What is being asked
Below are the records; copy each line in them that holds the word "через".

Task material
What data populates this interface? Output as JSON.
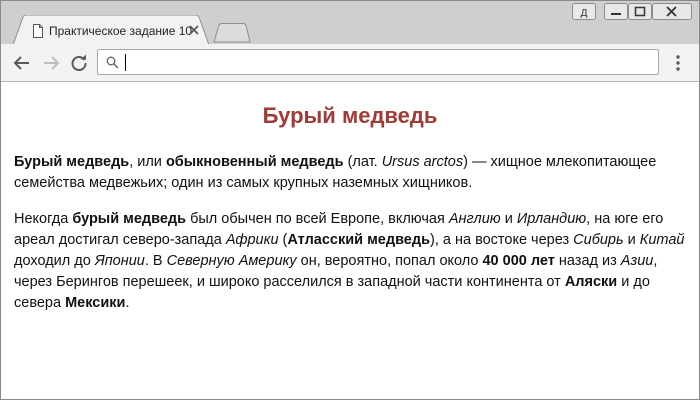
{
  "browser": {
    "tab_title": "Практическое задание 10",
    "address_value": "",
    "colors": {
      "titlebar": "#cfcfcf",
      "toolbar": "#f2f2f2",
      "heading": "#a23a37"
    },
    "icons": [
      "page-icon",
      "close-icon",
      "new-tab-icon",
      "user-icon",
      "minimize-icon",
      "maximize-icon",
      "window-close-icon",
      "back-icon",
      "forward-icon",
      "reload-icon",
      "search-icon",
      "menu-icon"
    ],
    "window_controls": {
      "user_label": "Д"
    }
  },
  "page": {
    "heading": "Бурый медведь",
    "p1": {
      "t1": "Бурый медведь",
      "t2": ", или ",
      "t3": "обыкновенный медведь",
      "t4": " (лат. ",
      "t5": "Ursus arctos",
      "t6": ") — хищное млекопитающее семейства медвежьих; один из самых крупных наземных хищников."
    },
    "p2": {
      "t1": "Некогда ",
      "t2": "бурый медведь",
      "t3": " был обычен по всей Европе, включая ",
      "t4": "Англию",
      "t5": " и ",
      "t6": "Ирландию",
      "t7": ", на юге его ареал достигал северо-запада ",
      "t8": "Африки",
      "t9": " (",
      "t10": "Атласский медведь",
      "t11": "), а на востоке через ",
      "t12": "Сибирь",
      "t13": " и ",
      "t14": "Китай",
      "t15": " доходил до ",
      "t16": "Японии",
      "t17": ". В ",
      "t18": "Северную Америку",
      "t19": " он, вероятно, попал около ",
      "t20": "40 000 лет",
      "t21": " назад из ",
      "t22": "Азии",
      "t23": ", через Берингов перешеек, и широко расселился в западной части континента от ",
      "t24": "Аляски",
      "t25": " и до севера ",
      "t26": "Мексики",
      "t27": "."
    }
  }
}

Output for this exercise
      "t11": "), а на востоке через ",
      "t23": ", через Берингов перешеек, и широко расселился в западной части континента от ",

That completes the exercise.